▶ Records to use:
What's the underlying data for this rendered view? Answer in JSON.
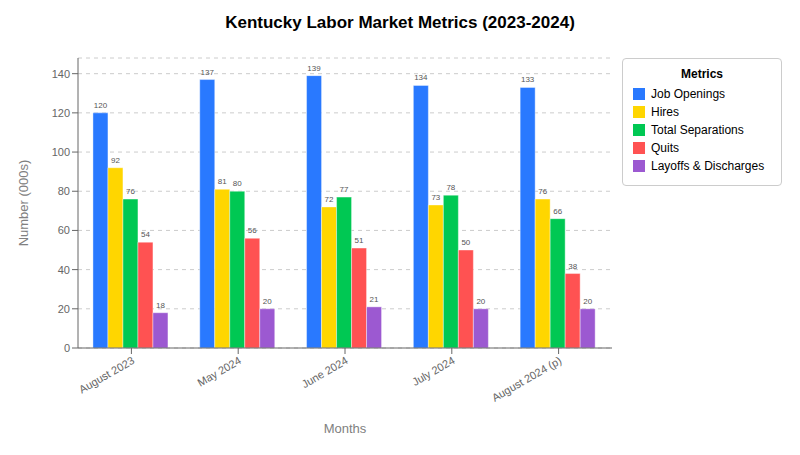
{
  "chart_data": {
    "type": "bar",
    "title": "Kentucky Labor Market Metrics (2023-2024)",
    "xlabel": "Months",
    "ylabel": "Number (000s)",
    "legend_title": "Metrics",
    "categories": [
      "August 2023",
      "May 2024",
      "June 2024",
      "July 2024",
      "August 2024 (p)"
    ],
    "series": [
      {
        "name": "Job Openings",
        "color": "#2979FF",
        "values": [
          120,
          137,
          139,
          134,
          133
        ]
      },
      {
        "name": "Hires",
        "color": "#FFD600",
        "values": [
          92,
          81,
          72,
          73,
          76
        ]
      },
      {
        "name": "Total Separations",
        "color": "#00C853",
        "values": [
          76,
          80,
          77,
          78,
          66
        ]
      },
      {
        "name": "Quits",
        "color": "#FF5252",
        "values": [
          54,
          56,
          51,
          50,
          38
        ]
      },
      {
        "name": "Layoffs & Discharges",
        "color": "#9C59D1",
        "values": [
          18,
          20,
          21,
          20,
          20
        ]
      }
    ],
    "ylim": [
      0,
      148
    ],
    "yticks": [
      0,
      20,
      40,
      60,
      80,
      100,
      120,
      140
    ],
    "grid": true,
    "legend": "upper right",
    "data_labels": true
  }
}
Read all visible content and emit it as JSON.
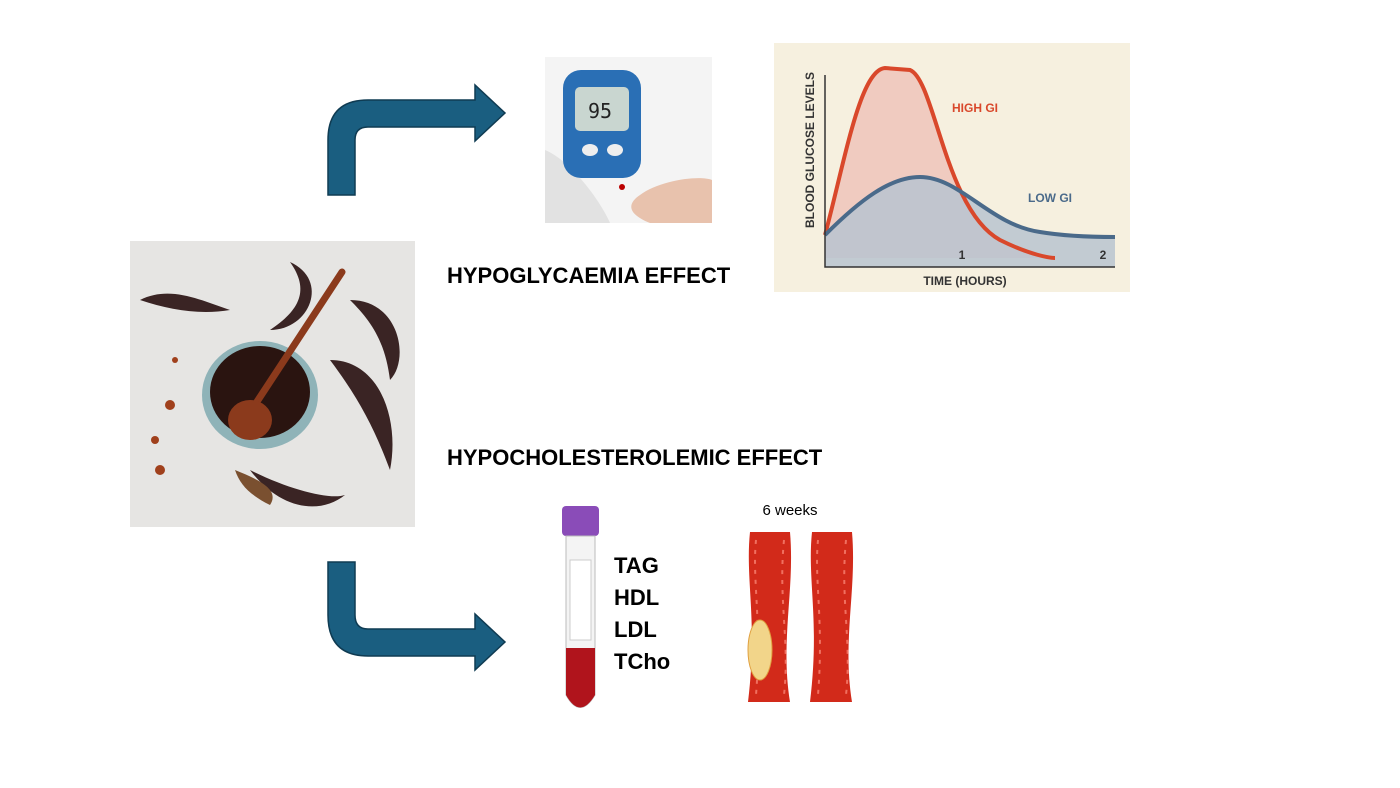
{
  "effects": {
    "top": "HYPOGLYCAEMIA EFFECT",
    "bottom": "HYPOCHOLESTEROLEMIC EFFECT"
  },
  "meter": {
    "reading": "95"
  },
  "glucose_chart": {
    "y_label": "BLOOD GLUCOSE LEVELS",
    "x_label": "TIME (HOURS)",
    "high": "HIGH GI",
    "low": "LOW GI",
    "ticks": [
      "1",
      "2"
    ]
  },
  "lipids": [
    "TAG",
    "HDL",
    "LDL",
    "TCho"
  ],
  "duration": "6 weeks"
}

▶ Task description: Beginning with the line that contains "Read all visible content and emit it as JSON." in the data above, please copy each line exactly until the last line, both ends included, skipping any pictures.

▶ The result:
Read all visible content and emit it as JSON.
{
  "effects": {
    "top": "HYPOGLYCAEMIA EFFECT",
    "bottom": "HYPOCHOLESTEROLEMIC EFFECT"
  },
  "meter": {
    "reading": "95"
  },
  "glucose_chart": {
    "y_label": "BLOOD GLUCOSE LEVELS",
    "x_label": "TIME (HOURS)",
    "high": "HIGH GI",
    "low": "LOW GI",
    "ticks": [
      "1",
      "2"
    ]
  },
  "lipids": [
    "TAG",
    "HDL",
    "LDL",
    "TCho"
  ],
  "duration": "6 weeks"
}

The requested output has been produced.